**Rows:**
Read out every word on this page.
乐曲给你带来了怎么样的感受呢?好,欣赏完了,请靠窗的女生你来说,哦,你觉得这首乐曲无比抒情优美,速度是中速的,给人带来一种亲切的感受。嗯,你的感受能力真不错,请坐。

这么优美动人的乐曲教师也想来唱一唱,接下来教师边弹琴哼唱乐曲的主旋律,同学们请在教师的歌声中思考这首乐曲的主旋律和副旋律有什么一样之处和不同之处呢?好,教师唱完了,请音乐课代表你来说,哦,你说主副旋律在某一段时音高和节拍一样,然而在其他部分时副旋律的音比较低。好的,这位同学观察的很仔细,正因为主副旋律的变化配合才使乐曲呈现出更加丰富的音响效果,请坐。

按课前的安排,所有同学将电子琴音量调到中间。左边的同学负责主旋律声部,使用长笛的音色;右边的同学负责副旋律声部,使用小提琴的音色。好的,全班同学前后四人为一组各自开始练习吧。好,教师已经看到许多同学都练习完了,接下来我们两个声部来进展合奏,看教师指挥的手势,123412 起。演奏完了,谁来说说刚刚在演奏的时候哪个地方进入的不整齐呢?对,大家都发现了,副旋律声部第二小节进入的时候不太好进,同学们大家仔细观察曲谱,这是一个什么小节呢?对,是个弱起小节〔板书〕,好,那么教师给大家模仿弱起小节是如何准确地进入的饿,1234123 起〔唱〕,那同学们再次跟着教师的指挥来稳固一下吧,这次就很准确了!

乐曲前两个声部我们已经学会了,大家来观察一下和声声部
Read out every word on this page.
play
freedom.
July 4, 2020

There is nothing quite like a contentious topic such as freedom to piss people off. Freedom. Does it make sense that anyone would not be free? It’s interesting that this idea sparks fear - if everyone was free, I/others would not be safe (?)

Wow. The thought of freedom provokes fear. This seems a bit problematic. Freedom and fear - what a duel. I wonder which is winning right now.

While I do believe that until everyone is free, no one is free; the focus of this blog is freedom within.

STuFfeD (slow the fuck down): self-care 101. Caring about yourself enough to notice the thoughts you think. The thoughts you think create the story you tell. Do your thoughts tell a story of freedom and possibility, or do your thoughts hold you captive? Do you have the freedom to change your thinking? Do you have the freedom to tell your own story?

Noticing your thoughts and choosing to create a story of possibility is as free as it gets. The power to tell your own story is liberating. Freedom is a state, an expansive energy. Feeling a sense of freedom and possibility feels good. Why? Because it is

**Required task:** Copy the data above exactly. Every line must be included.

**Task output:**
Read out every word on this page.
乐曲给你带来了怎么样的感受呢?好,欣赏完了,请靠窗的女生你来说,哦,你觉得这首乐曲无比抒情优美,速度是中速的,给人带来一种亲切的感受。嗯,你的感受能力真不错,请坐。

这么优美动人的乐曲教师也想来唱一唱,接下来教师边弹琴哼唱乐曲的主旋律,同学们请在教师的歌声中思考这首乐曲的主旋律和副旋律有什么一样之处和不同之处呢?好,教师唱完了,请音乐课代表你来说,哦,你说主副旋律在某一段时音高和节拍一样,然而在其他部分时副旋律的音比较低。好的,这位同学观察的很仔细,正因为主副旋律的变化配合才使乐曲呈现出更加丰富的音响效果,请坐。

按课前的安排,所有同学将电子琴音量调到中间。左边的同学负责主旋律声部,使用长笛的音色;右边的同学负责副旋律声部,使用小提琴的音色。好的,全班同学前后四人为一组各自开始练习吧。好,教师已经看到许多同学都练习完了,接下来我们两个声部来进展合奏,看教师指挥的手势,123412 起。演奏完了,谁来说说刚刚在演奏的时候哪个地方进入的不整齐呢?对,大家都发现了,副旋律声部第二小节进入的时候不太好进,同学们大家仔细观察曲谱,这是一个什么小节呢?对,是个弱起小节〔板书〕,好,那么教师给大家模仿弱起小节是如何准确地进入的饿,1234123 起〔唱〕,那同学们再次跟着教师的指挥来稳固一下吧,这次就很准确了!

乐曲前两个声部我们已经学会了,大家来观察一下和声声部
Read out every word on this page.
play
freedom.
July 4, 2020

There is nothing quite like a contentious topic such as freedom to piss people off. Freedom. Does it make sense that anyone would not be free? It’s interesting that this idea sparks fear - if everyone was free, I/others would not be safe (?)

Wow. The thought of freedom provokes fear. This seems a bit problematic. Freedom and fear - what a duel. I wonder which is winning right now.

While I do believe that until everyone is free, no one is free; the focus of this blog is freedom within.

STuFfeD (slow the fuck down): self-care 101. Caring about yourself enough to notice the thoughts you think. The thoughts you think create the story you tell. Do your thoughts tell a story of freedom and possibility, or do your thoughts hold you captive? Do you have the freedom to change your thinking? Do you have the freedom to tell your own story?

Noticing your thoughts and choosing to create a story of possibility is as free as it gets. The power to tell your own story is liberating. Freedom is a state, an expansive energy. Feeling a sense of freedom and possibility feels good. Why? Because it is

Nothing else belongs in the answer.